# TASK REQUIREMENTS:
Read through the data and report every line in which the word "Dependencies" occurs.

# PROVIDED RECORDS:
========

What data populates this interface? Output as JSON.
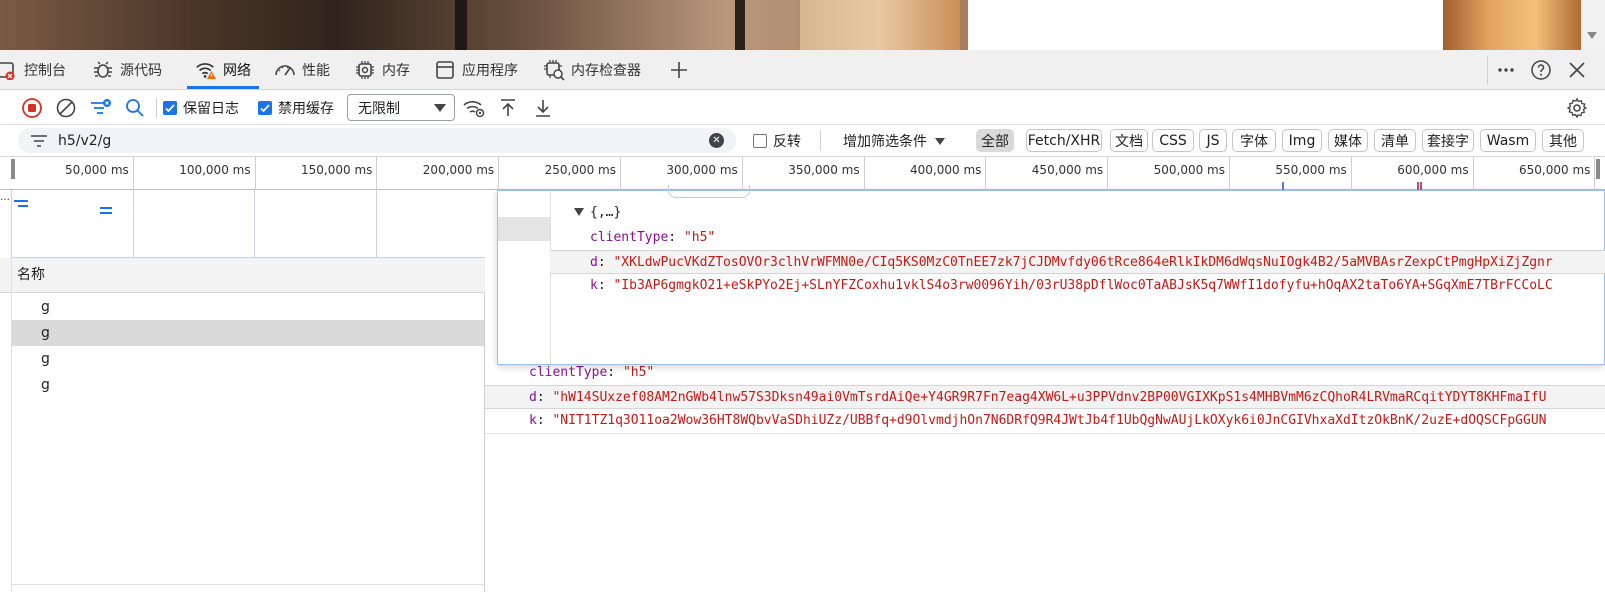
{
  "tabs": [
    {
      "label": "控制台",
      "icon": "console-icon"
    },
    {
      "label": "源代码",
      "icon": "bug-icon"
    },
    {
      "label": "网络",
      "icon": "wifi-warning-icon"
    },
    {
      "label": "性能",
      "icon": "speedometer-icon"
    },
    {
      "label": "内存",
      "icon": "chip-icon"
    },
    {
      "label": "应用程序",
      "icon": "app-window-icon"
    },
    {
      "label": "内存检查器",
      "icon": "memory-inspector-icon"
    }
  ],
  "toolbar": {
    "preserve_log_label": "保留日志",
    "disable_cache_label": "禁用缓存",
    "throttle_value": "无限制"
  },
  "filter": {
    "value": "h5/v2/g",
    "invert_label": "反转",
    "more_filters_label": "增加筛选条件",
    "types": [
      "全部",
      "Fetch/XHR",
      "文档",
      "CSS",
      "JS",
      "字体",
      "Img",
      "媒体",
      "清单",
      "套接字",
      "Wasm",
      "其他"
    ]
  },
  "timeline": {
    "ticks": [
      "50,000 ms",
      "100,000 ms",
      "150,000 ms",
      "200,000 ms",
      "250,000 ms",
      "300,000 ms",
      "350,000 ms",
      "400,000 ms",
      "450,000 ms",
      "500,000 ms",
      "550,000 ms",
      "600,000 ms",
      "650,000 ms"
    ]
  },
  "requests": {
    "header": "名称",
    "rows": [
      "g",
      "g",
      "g",
      "g"
    ],
    "selected_index": 1
  },
  "popover": {
    "object_label": "{,…}",
    "client_type_key": "clientType",
    "client_type_value": "\"h5\"",
    "d_key": "d",
    "d_value": "\"XKLdwPucVKdZTosOVOr3clhVrWFMN0e/CIq5KS0MzC0TnEE7zk7jCJDMvfdy06tRce864eRlkIkDM6dWqsNuIOgk4B2/5aMVBAsrZexpCtPmgHpXiZjZgnr",
    "k_key": "k",
    "k_value": "\"Ib3AP6gmgkO21+eSkPYo2Ej+SLnYFZCoxhu1vklS4o3rw0096Yih/03rU38pDflWoc0TaABJsK5q7WWfI1dofyfu+hOqAX2taTo6YA+SGqXmE7TBrFCCoLC"
  },
  "detail": {
    "client_type_key": "clientType",
    "client_type_value": "\"h5\"",
    "d_key": "d",
    "d_value": "\"hW14SUxzef08AM2nGWb4lnw57S3Dksn49ai0VmTsrdAiQe+Y4GR9R7Fn7eag4XW6L+u3PPVdnv2BP00VGIXKpS1s4MHBVmM6zCQhoR4LRVmaRCqitYDYT8KHFmaIfU",
    "k_key": "k",
    "k_value": "\"NIT1TZ1q3O11oa2Wow36HT8WQbvVaSDhiUZz/UBBfq+d9OlvmdjhOn7N6DRfQ9R4JWtJb4f1UbQgNwAUjLkOXyk6i0JnCGIVhxaXdItzOkBnK/2uzE+dOQSCFpGGUN"
  },
  "colors": {
    "accent": "#1a73e8",
    "record_red": "#d93025",
    "json_key": "#881391",
    "json_string": "#c41a16"
  }
}
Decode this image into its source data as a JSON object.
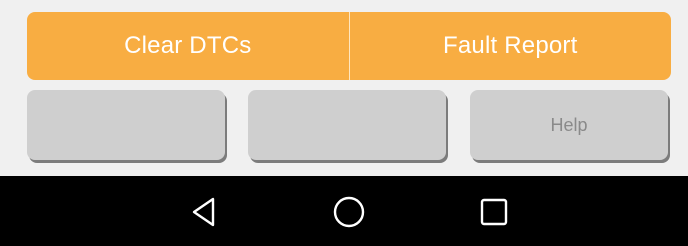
{
  "actions": {
    "primary": [
      {
        "label": "Clear DTCs"
      },
      {
        "label": "Fault Report"
      }
    ],
    "secondary": [
      {
        "label": ""
      },
      {
        "label": ""
      },
      {
        "label": "Help"
      }
    ]
  },
  "navbar": {
    "back_icon": "back-triangle-icon",
    "home_icon": "home-circle-icon",
    "recents_icon": "recents-square-icon"
  },
  "colors": {
    "primary_orange": "#f8ad42",
    "secondary_gray": "#cfcfcf",
    "navbar_black": "#000000",
    "background": "#f0f0f0"
  }
}
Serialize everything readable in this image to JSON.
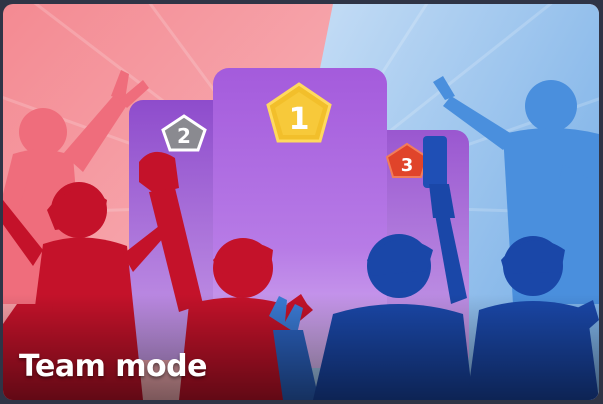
{
  "card": {
    "title": "Team mode"
  },
  "podium": {
    "first_label": "1",
    "second_label": "2",
    "third_label": "3"
  },
  "colors": {
    "red_team": "#c4122a",
    "blue_team": "#1a47a8",
    "podium_purple": "#a35fd6",
    "first_badge": "#f2bf2b",
    "second_badge": "#8a8a90",
    "third_badge": "#e0442a"
  },
  "icons": {
    "first_badge": "gold-pentagon-badge",
    "second_badge": "silver-pentagon-badge",
    "third_badge": "bronze-pentagon-badge"
  }
}
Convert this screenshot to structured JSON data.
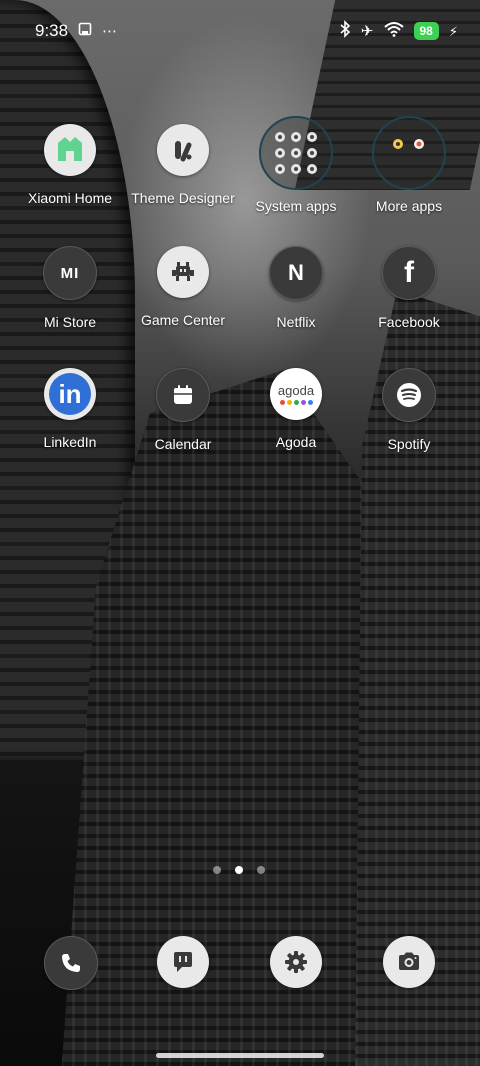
{
  "status_bar": {
    "time": "9:38",
    "left_icons": [
      "screenshot-icon",
      "more-notifications-icon"
    ],
    "right_icons": [
      "bluetooth-icon",
      "airplane-mode-icon",
      "wifi-icon",
      "charging-icon"
    ],
    "battery_level": "98",
    "battery_color": "#3dd153"
  },
  "apps": [
    {
      "name": "xiaomi-home",
      "label": "Xiaomi Home"
    },
    {
      "name": "theme-designer",
      "label": "Theme Designer"
    },
    {
      "name": "system-apps-folder",
      "label": "System apps"
    },
    {
      "name": "more-apps-folder",
      "label": "More apps"
    },
    {
      "name": "mi-store",
      "label": "Mi Store",
      "glyph": "MI"
    },
    {
      "name": "game-center",
      "label": "Game Center"
    },
    {
      "name": "netflix",
      "label": "Netflix",
      "glyph": "N"
    },
    {
      "name": "facebook",
      "label": "Facebook",
      "glyph": "f"
    },
    {
      "name": "linkedin",
      "label": "LinkedIn",
      "glyph": "in"
    },
    {
      "name": "calendar",
      "label": "Calendar"
    },
    {
      "name": "agoda",
      "label": "Agoda",
      "glyph": "agoda"
    },
    {
      "name": "spotify",
      "label": "Spotify"
    }
  ],
  "page_indicator": {
    "pages": 3,
    "current": 2
  },
  "dock": [
    {
      "name": "phone",
      "icon": "phone-icon"
    },
    {
      "name": "messages",
      "icon": "message-icon"
    },
    {
      "name": "settings",
      "icon": "gear-icon"
    },
    {
      "name": "camera",
      "icon": "camera-icon"
    }
  ],
  "colors": {
    "icon_light": "#e9e9e9",
    "icon_dark": "#3a3a3a",
    "linkedin_blue": "#2f6fd6",
    "xiaomi_home_green": "#5fd38f"
  }
}
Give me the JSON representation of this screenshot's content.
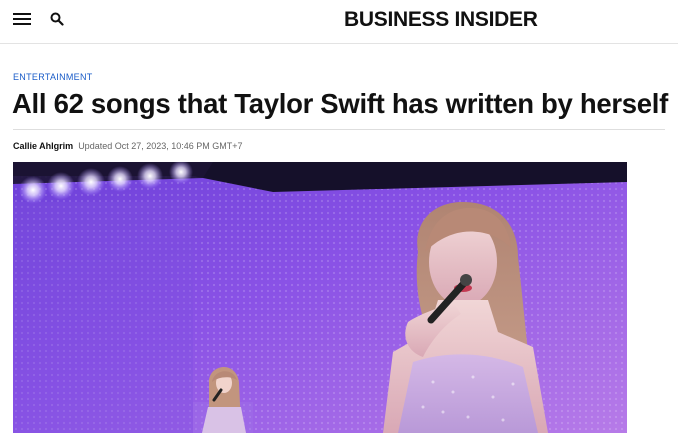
{
  "header": {
    "logo": "BUSINESS INSIDER",
    "menu_icon": "hamburger-menu-icon",
    "search_icon": "search-icon"
  },
  "article": {
    "kicker": "ENTERTAINMENT",
    "headline": "All 62 songs that Taylor Swift has written by herself",
    "author": "Callie Ahlgrim",
    "updated": "Updated Oct 27, 2023, 10:46 PM GMT+7"
  },
  "hero_image": {
    "description_icon": "concert-photo"
  }
}
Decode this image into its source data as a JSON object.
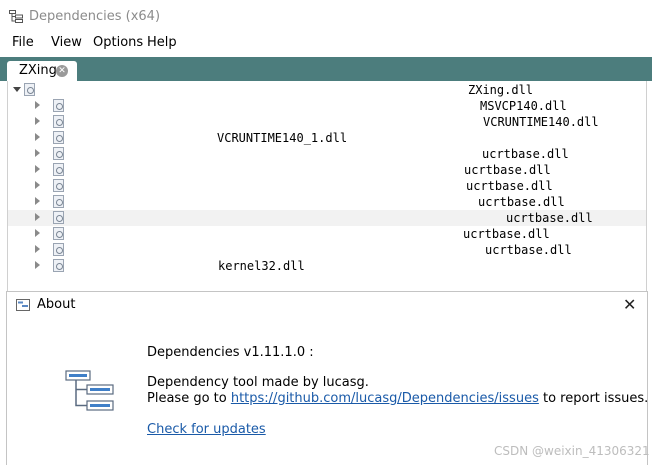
{
  "window": {
    "title": "Dependencies (x64)",
    "icon": "tree-window-icon"
  },
  "menu": {
    "items": [
      "File",
      "View",
      "Options",
      "Help"
    ]
  },
  "tabs": [
    {
      "label": "ZXing",
      "close_icon": "close-circle-icon"
    }
  ],
  "tree": {
    "rows": [
      {
        "text": "ZXing.dll"
      },
      {
        "text": "MSVCP140.dll"
      },
      {
        "text": "VCRUNTIME140.dll"
      },
      {
        "text": "VCRUNTIME140_1.dll"
      },
      {
        "text": "ucrtbase.dll"
      },
      {
        "text": "ucrtbase.dll"
      },
      {
        "text": "ucrtbase.dll"
      },
      {
        "text": "ucrtbase.dll"
      },
      {
        "text": "ucrtbase.dll"
      },
      {
        "text": "ucrtbase.dll"
      },
      {
        "text": "ucrtbase.dll"
      },
      {
        "text": "kernel32.dll"
      }
    ]
  },
  "about": {
    "title": "About",
    "close_label": "✕",
    "version_line": "Dependencies v1.11.1.0 :",
    "description": "Dependency tool made by lucasg.",
    "issues_prefix": "Please go to ",
    "issues_link": "https://github.com/lucasg/Dependencies/issues",
    "issues_suffix": " to report issues.",
    "updates_link": "Check for updates"
  },
  "watermark": "CSDN @weixin_41306321"
}
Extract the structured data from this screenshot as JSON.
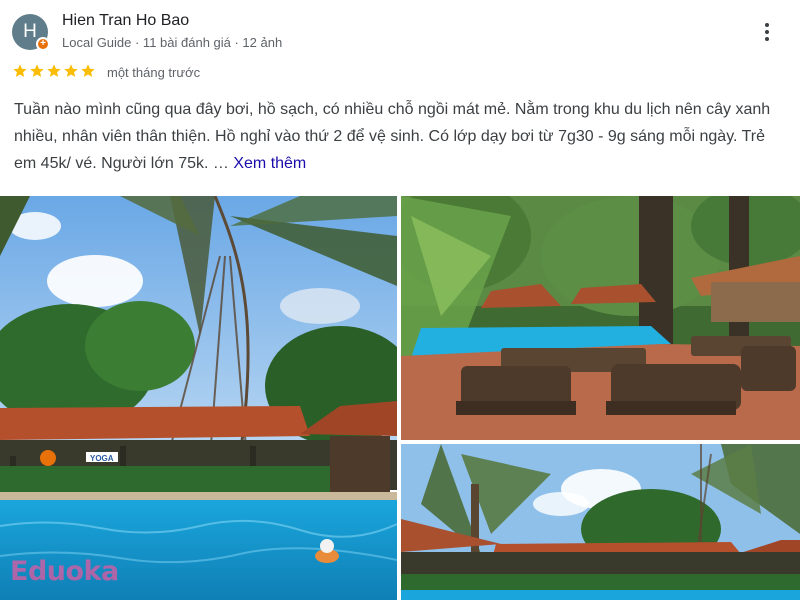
{
  "review": {
    "avatar_letter": "H",
    "reviewer_name": "Hien Tran Ho Bao",
    "reviewer_meta": "Local Guide · 11 bài đánh giá · 12 ảnh",
    "rating": 5,
    "rating_max": 5,
    "time_ago": "một tháng trước",
    "text": "Tuần nào mình cũng qua đây bơi, hồ sạch, có nhiều chỗ ngồi mát mẻ. Nằm trong khu du lịch nên cây xanh nhiều, nhân viên thân thiện. Hồ nghỉ vào thứ 2 để vệ sinh. Có lớp dạy bơi từ 7g30 - 9g sáng mỗi ngày. Trẻ em 45k/ vé. Người lớn 75k. …",
    "see_more": "Xem thêm"
  },
  "photos": [
    {
      "name": "pool-photo-1",
      "sign": "YOGA"
    },
    {
      "name": "pool-photo-2"
    },
    {
      "name": "pool-photo-3"
    }
  ],
  "watermark": "Eduoka",
  "colors": {
    "avatar_bg": "#607d8b",
    "local_guide_badge": "#e8710a",
    "star": "#fbbc04",
    "link": "#1a0dab",
    "pool_water": "#1fa6d8",
    "roof": "#b5502c",
    "watermark": "#e15aa0"
  },
  "icons": [
    "local-guide-badge-icon",
    "star-icon",
    "more-vert-icon"
  ]
}
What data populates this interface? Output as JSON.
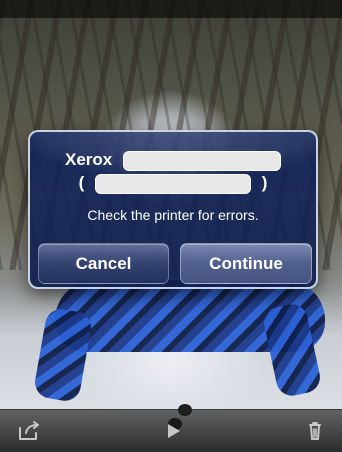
{
  "alert": {
    "title_prefix": "Xerox",
    "title_open_paren": "(",
    "title_close_paren": ")",
    "message": "Check the printer for errors.",
    "buttons": {
      "cancel_label": "Cancel",
      "continue_label": "Continue"
    }
  },
  "toolbar": {
    "icons": [
      "share-icon",
      "play-icon",
      "trash-icon"
    ]
  }
}
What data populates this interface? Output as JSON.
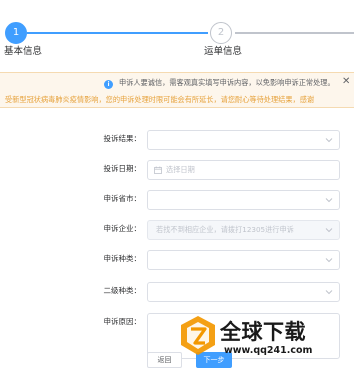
{
  "steps": [
    {
      "number": "1",
      "label": "基本信息"
    },
    {
      "number": "2",
      "label": "运单信息"
    }
  ],
  "notice": {
    "line1": "申诉人要诚信，需客观真实填写申诉内容，以免影响申诉正常处理。",
    "close": "✕",
    "line2": "受新型冠状病毒肺炎疫情影响，您的申诉处理时限可能会有所延长，请您耐心等待处理结果，感谢"
  },
  "form": {
    "result_label": "投诉结果：",
    "result_value": "",
    "date_label": "投诉日期：",
    "date_placeholder": "选择日期",
    "province_label": "申诉省市：",
    "province_value": "",
    "company_label": "申诉企业：",
    "company_placeholder": "若找不到相应企业，请拨打12305进行申诉",
    "type_label": "申诉种类：",
    "type_value": "",
    "subtype_label": "二级种类：",
    "subtype_value": "",
    "reason_label": "申诉原因：",
    "reason_value": ""
  },
  "buttons": {
    "back": "返回",
    "next": "下一步"
  },
  "watermark": {
    "title": "全球下载",
    "url": "www.qq241.com"
  },
  "colors": {
    "primary": "#409eff",
    "warning": "#e6a23c",
    "notice_bg": "#fdf6ec",
    "watermark_orange": "#f39800"
  }
}
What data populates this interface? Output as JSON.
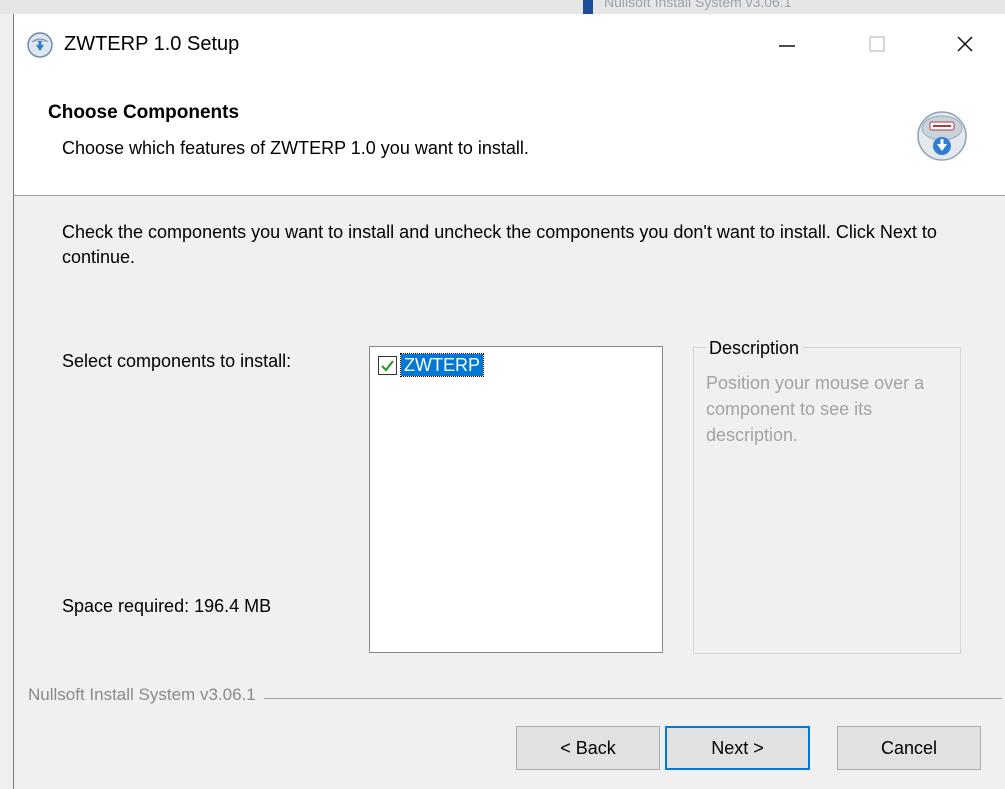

========

# WRITTEN SOLUTION:
    "title": "Dependencies (x64)",
    "version_line": "Dependencies v1.11.1.0 :",
    "issues_link": "https://github.com/lucasg/Dependencies/issues",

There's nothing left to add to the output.